## To be done
Show all lines from the data that include the word "text".

## Records for this task
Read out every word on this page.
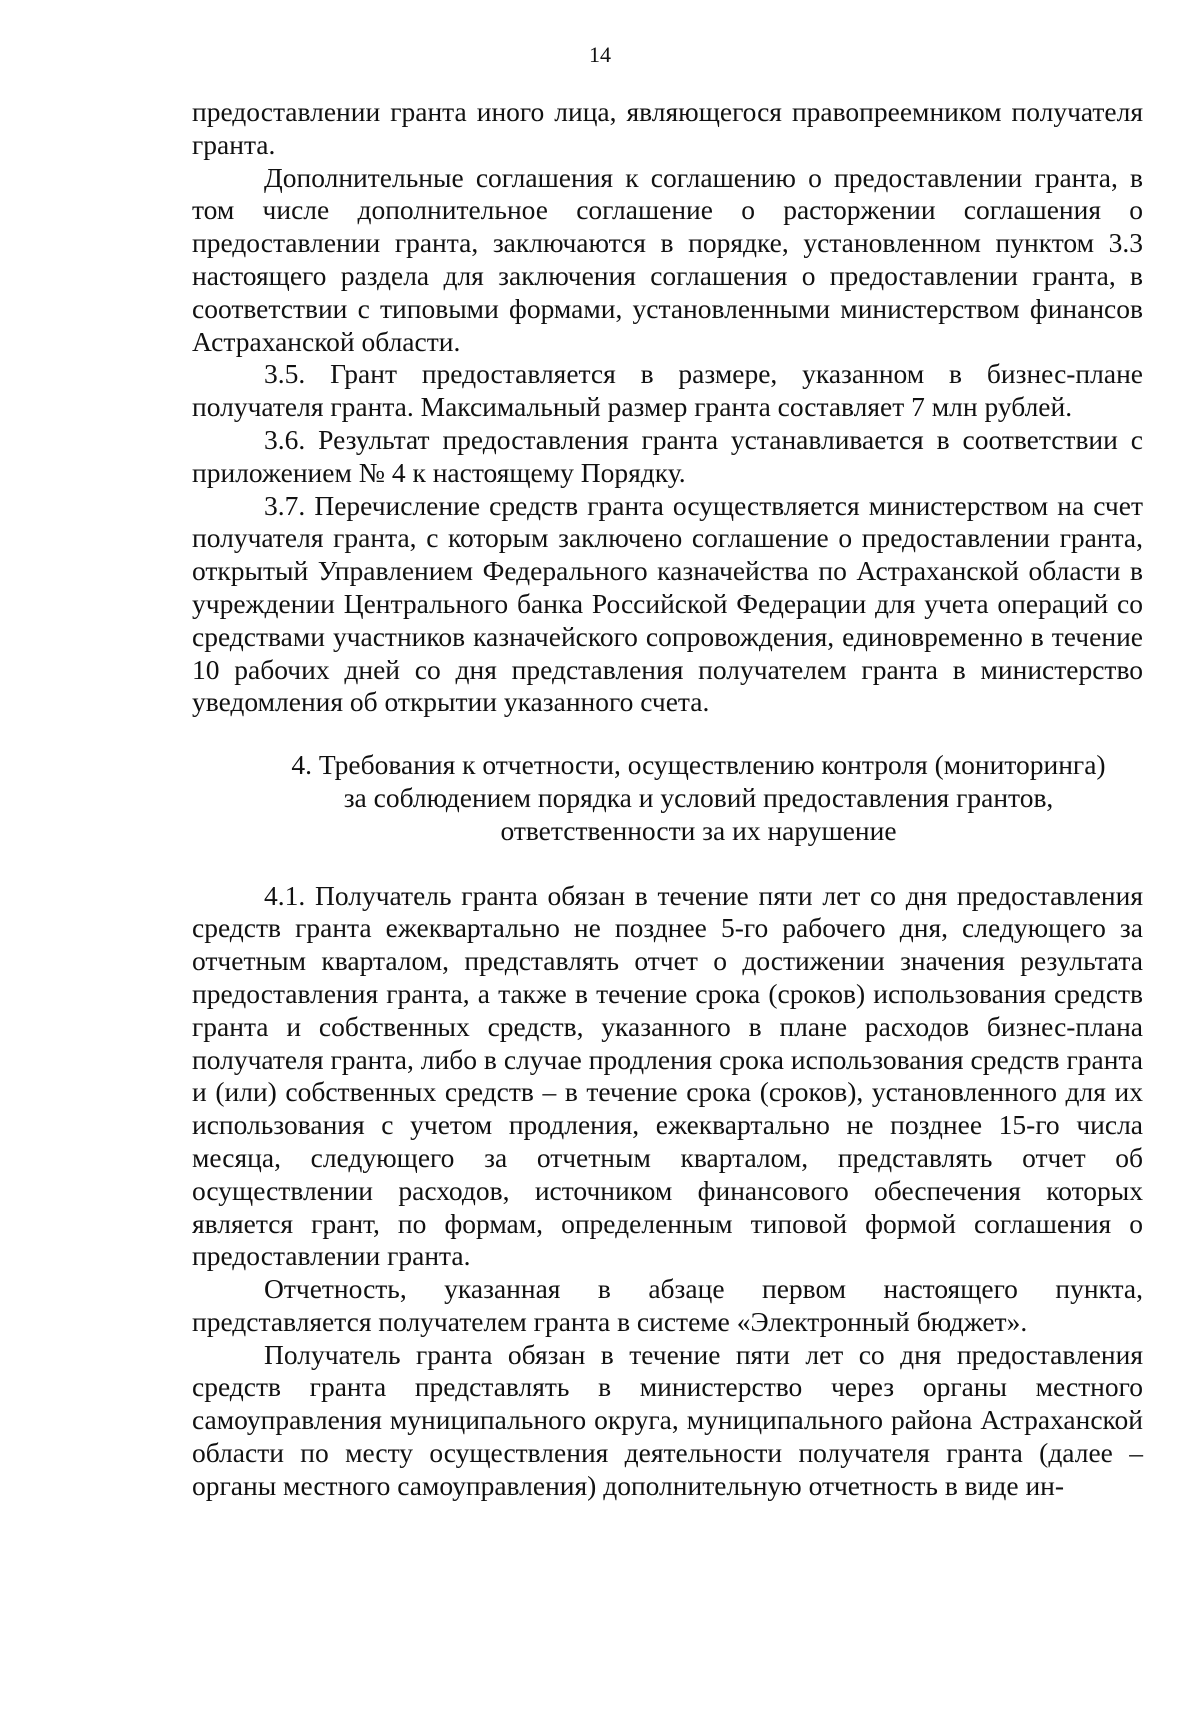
14

предоставлении гранта иного лица, являющегося правопреемником получателя гранта.

Дополнительные соглашения к соглашению о предоставлении гранта, в том числе дополнительное соглашение о расторжении соглашения о предоставлении гранта, заключаются в порядке, установленном пунктом 3.3 настоящего раздела для заключения соглашения о предоставлении гранта, в соответствии с типовыми формами, установленными министерством финансов Астраханской области.

3.5. Грант предоставляется в размере, указанном в бизнес-плане получателя гранта. Максимальный размер гранта составляет 7 млн рублей.

3.6. Результат предоставления гранта устанавливается в соответствии с приложением № 4 к настоящему Порядку.

3.7. Перечисление средств гранта осуществляется министерством на счет получателя гранта, с которым заключено соглашение о предоставлении гранта, открытый Управлением Федерального казначейства по Астраханской области в учреждении Центрального банка Российской Федерации для учета операций со средствами участников казначейского сопровождения, единовременно в течение 10 рабочих дней со дня представления получателем гранта в министерство уведомления об открытии указанного счета.

4. Требования к отчетности, осуществлению контроля (мониторинга)
за соблюдением порядка и условий предоставления грантов,
ответственности за их нарушение

4.1. Получатель гранта обязан в течение пяти лет со дня предоставления средств гранта ежеквартально не позднее 5-го рабочего дня, следующего за отчетным кварталом, представлять отчет о достижении значения результата предоставления гранта, а также в течение срока (сроков) использования средств гранта и собственных средств, указанного в плане расходов бизнес-плана получателя гранта, либо в случае продления срока использования средств гранта и (или) собственных средств – в течение срока (сроков), установленного для их использования с учетом продления, ежеквартально не позднее 15-го числа месяца, следующего за отчетным кварталом, представлять отчет об осуществлении расходов, источником финансового обеспечения которых является грант, по формам, определенным типовой формой соглашения о предоставлении гранта.

Отчетность, указанная в абзаце первом настоящего пункта, представляется получателем гранта в системе «Электронный бюджет».

Получатель гранта обязан в течение пяти лет со дня предоставления средств гранта представлять в министерство через органы местного самоуправления муниципального округа, муниципального района Астраханской области по месту осуществления деятельности получателя гранта (далее – органы местного самоуправления) дополнительную отчетность в виде ин-
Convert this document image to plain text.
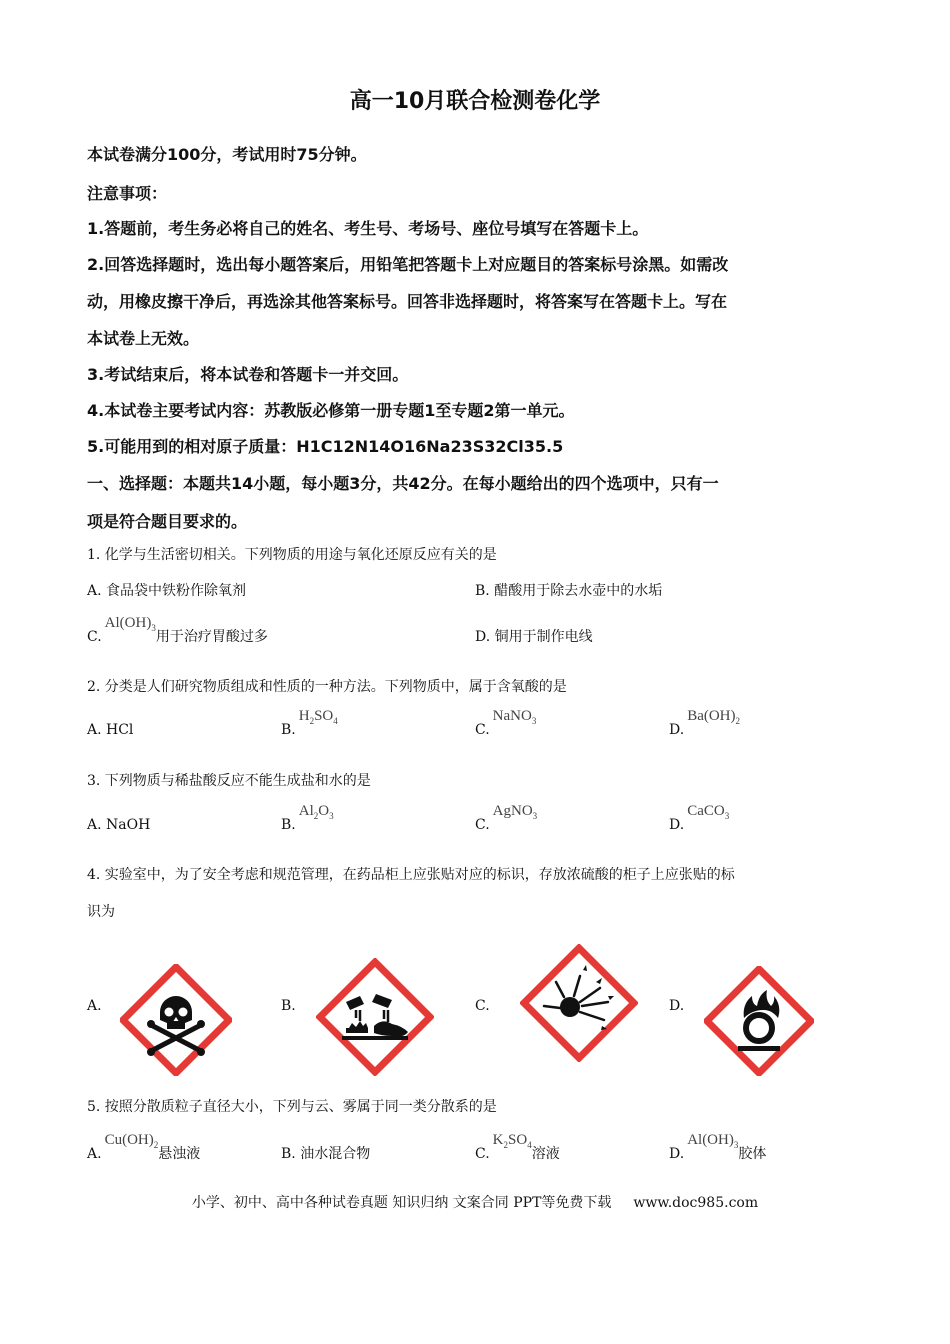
高一10月联合检测卷化学
本试卷满分100分，考试用时75分钟。
注意事项：
1.答题前，考生务必将自己的姓名、考生号、考场号、座位号填写在答题卡上。
2.回答选择题时，选出每小题答案后，用铅笔把答题卡上对应题目的答案标号涂黑。如需改
动，用橡皮擦干净后，再选涂其他答案标号。回答非选择题时，将答案写在答题卡上。写在
本试卷上无效。
3.考试结束后，将本试卷和答题卡一并交回。
4.本试卷主要考试内容：苏教版必修第一册专题1至专题2第一单元。
5.可能用到的相对原子质量：H1C12N14O16Na23S32Cl35.5
一、选择题：本题共14小题，每小题3分，共42分。在每小题给出的四个选项中，只有一
项是符合题目要求的。
1. 化学与生活密切相关。下列物质的用途与氧化还原反应有关的是
A. 食品袋中铁粉作除氧剂	B. 醋酸用于除去水壶中的水垢
$C.Al(OH)_3$用于治疗胃酸过多	D. 铜用于制作电线
2. 分类是人们研究物质组成和性质的一种方法。下列物质中，属于含氧酸的是
A. HCl	$B.H_2SO_4$
C.NaNO$_3$
$D.Ba(OH)_2$
3. 下列物质与稀盐酸反应不能生成盐和水的是
A. NaOH	$B.Al_2O_3$
C.AgNO$_3$
D.CaCO$_3$
4. 实验室中，为了安全考虑和规范管理，在药品柜上应张贴对应的标识，存放浓硫酸的柜子上应张贴的标
识为
A.	B.	C.	D.
5. 按照分散质粒子直径大小，下列与云、雾属于同一类分散系的是
$A.Cu(OH)_2$悬浊液	B. 油水混合物	$C.K_2SO_4$溶液	$D.Al(OH)_3$胶体
小学、初中、高中各种试卷真题 知识归纳 文案合同 PPT等免费下载 www.doc985.com
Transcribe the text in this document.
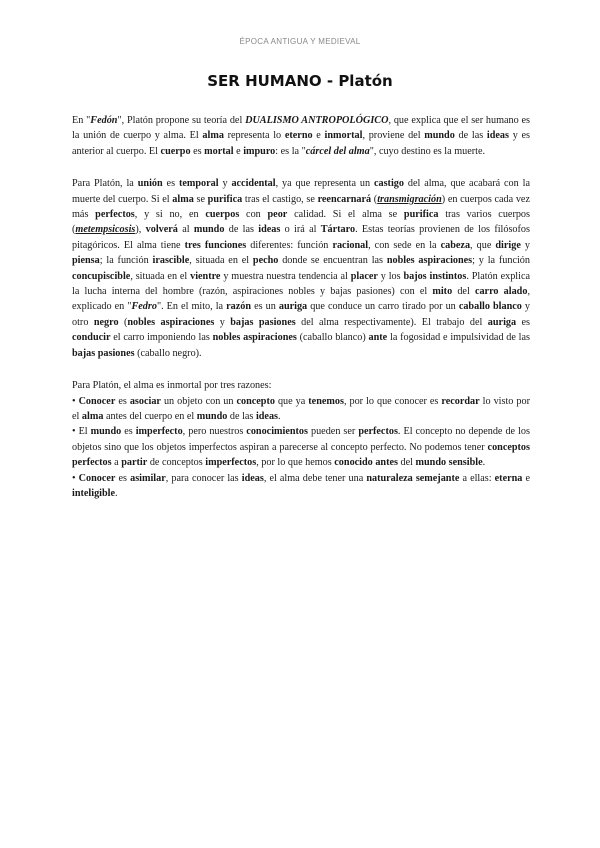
ÉPOCA ANTIGUA Y MEDIEVAL
SER HUMANO - Platón

En "Fedón", Platón propone su teoría del DUALISMO ANTROPOLÓGICO, que explica que el ser humano es la unión de cuerpo y alma. El alma representa lo eterno e inmortal, proviene del mundo de las ideas y es anterior al cuerpo. El cuerpo es mortal e impuro: es la "cárcel del alma", cuyo destino es la muerte.

Para Platón, la unión es temporal y accidental, ya que representa un castigo del alma, que acabará con la muerte del cuerpo. Si el alma se purifica tras el castigo, se reencarnará (transmigración) en cuerpos cada vez más perfectos, y si no, en cuerpos con peor calidad. Si el alma se purifica tras varios cuerpos (metempsicosis), volverá al mundo de las ideas o irá al Tártaro. Estas teorías provienen de los filósofos pitagóricos. El alma tiene tres funciones diferentes: función racional, con sede en la cabeza, que dirige y piensa; la función irascible, situada en el pecho donde se encuentran las nobles aspiraciones; y la función concupiscible, situada en el vientre y muestra nuestra tendencia al placer y los bajos instintos. Platón explica la lucha interna del hombre (razón, aspiraciones nobles y bajas pasiones) con el mito del carro alado, explicado en "Fedro". En el mito, la razón es un auriga que conduce un carro tirado por un caballo blanco y otro negro (nobles aspiraciones y bajas pasiones del alma respectivamente). El trabajo del auriga es conducir el carro imponiendo las nobles aspiraciones (caballo blanco) ante la fogosidad e impulsividad de las bajas pasiones (caballo negro).

Para Platón, el alma es inmortal por tres razones:

• Conocer es asociar un objeto con un concepto que ya tenemos, por lo que conocer es recordar lo visto por el alma antes del cuerpo en el mundo de las ideas.

• El mundo es imperfecto, pero nuestros conocimientos pueden ser perfectos. El concepto no depende de los objetos sino que los objetos imperfectos aspiran a parecerse al concepto perfecto. No podemos tener conceptos perfectos a partir de conceptos imperfectos, por lo que hemos conocido antes del mundo sensible.

• Conocer es asimilar, para conocer las ideas, el alma debe tener una naturaleza semejante a ellas: eterna e inteligible.
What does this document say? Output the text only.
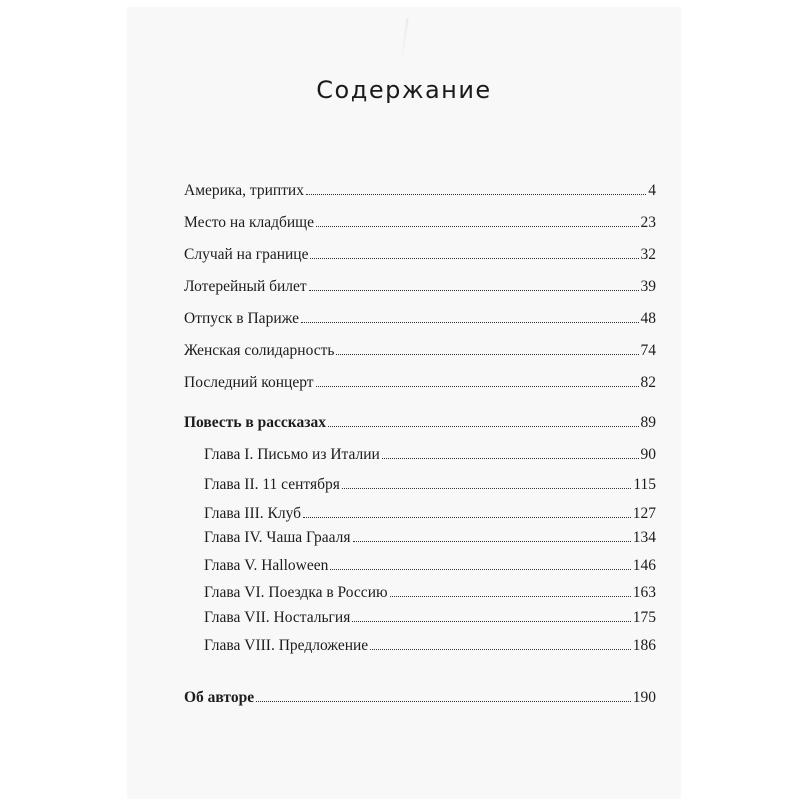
Содержание
Америка, триптих	4
Место на кладбище	23
Случай на границе	32
Лотерейный билет	39
Отпуск в Париже	48
Женская солидарность	74
Последний концерт	82
Повесть в рассказах	89
Глава I. Письмо из Италии	90
Глава II. 11 сентября	115
Глава III. Клуб	127
Глава IV. Чаша Грааля	134
Глава V. Halloween	146
Глава VI. Поездка в Россию	163
Глава VII. Ностальгия	175
Глава VIII. Предложение	186
Об авторе	190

## Exercise output
Convert this document image to plain text.
Transcribe the text in this document.
What does this document say? Output the text only.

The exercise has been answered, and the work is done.